The at least one elongated rib may extend in a straight radial
direction or in a straight direction that forms an angle with the
radius of the separation disc. A straight elongated rib may thus be
arranged to guide a phase along a straight path on the surface of
the separation disc. The elongated ribs may have an extension that
is predominantly in the radial direction.
[0044] In embodiments of the first aspect of the invention, the at
least one elongated rib is curved. The extension of the curved ribs
may be predominantly in the radial direction.
[0045] Thus, at least one elongated rib may be curved. A curved
elongated rib may be curved when viewed as a projection onto a
plane that is perpendicular to the axis of rotation (X).
[0046] Thus, the ribs may extend in curved paths and form at least
at the radially outer surrounding portions of the separation disc
an angle with the generatrices of the separation disc. As a
consequence of the curved form of the elongated ribs also a
separated phase may be guided by the elongated ribs along paths
which are curved in a corresponding way.

AVAILABLE DATA

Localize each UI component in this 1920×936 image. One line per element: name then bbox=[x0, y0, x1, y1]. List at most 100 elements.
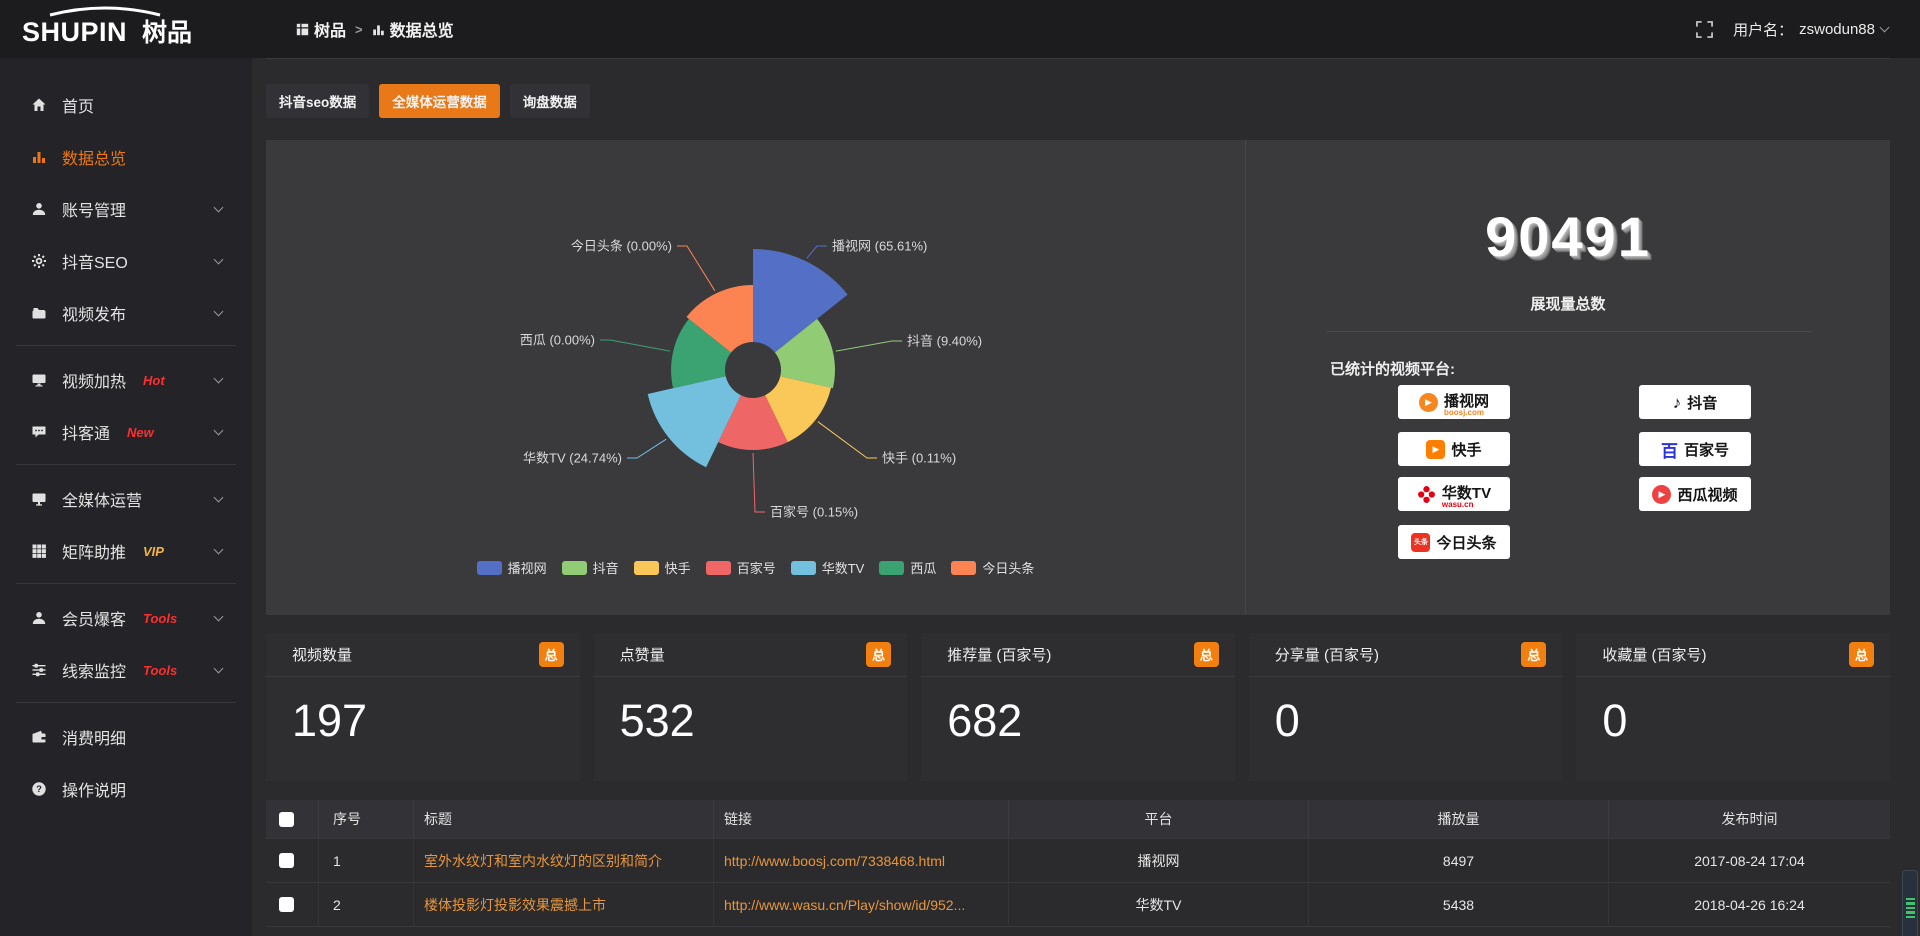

WRITTEN TASKS
(A) Repeat the passage on separation disc ribs from "[0044] In embodiments" up to and including "a corresponding way.".
(B) Pick up the passage on separation disc ribs at its final sentence and continue it with the text that follows.

TASK-BY-TASK ANSWERS
(A)
[0044] In embodiments of the first aspect of the invention, the at
least one elongated rib is curved. The extension of the curved ribs
may be predominantly in the radial direction.
[0045] Thus, at least one elongated rib may be curved. A curved
elongated rib may be curved when viewed as a projection onto a
plane that is perpendicular to the axis of rotation (X).
[0046] Thus, the ribs may extend in curved paths and form at least
at the radially outer surrounding portions of the separation disc
an angle with the generatrices of the separation disc. As a
consequence of the curved form of the elongated ribs also a
separated phase may be guided by the elongated ribs along paths
which are curved in a corresponding way.

(B)
[0047] The radial length of the elongated ribs may vary on a disc
or all elongated ribs may have the same length. The radial length
may for example be more than 10%, such as more than 25% of the
radial length of the disc, i.e. the length between central opening
and the outer perimeter.
[0048] In embodiments of the first aspect of the invention, the at
least one elongated rib extend a length that is more than 50% of
the radial extension of the inner surface of the disc.
[0049] For example, the at least one elongated rib extend a length
that is more than 75% of the radial extension of the inner surface
of the disc.
[0050] The at least one elongated rib may extend radially along
substantially the whole radial extension of the inner surface of
the disc, meaning that the ribs may extend across substantially the
whole of the conical portion of the separation disc and end up in
the vicinity of the radially outer surrounding edge of the
separation disc.
[0051] In embodiments of the first aspect of the invention, the at
least one elongated rib has a width at the surface of the
separation disc that is below 2 mm.
[0052] Thus, the width of at least one elongated rib may be below
1.5 mm, such as below 1 mm.
[0053] The elongated ribs may be in the form of separate pieces of
narrow strips or circular blanks of sheet metal, which are attached
to the surface of the separation disc. As an alternative or
complement, elongated ribs may also be integrally formed with the
material of the separation disc.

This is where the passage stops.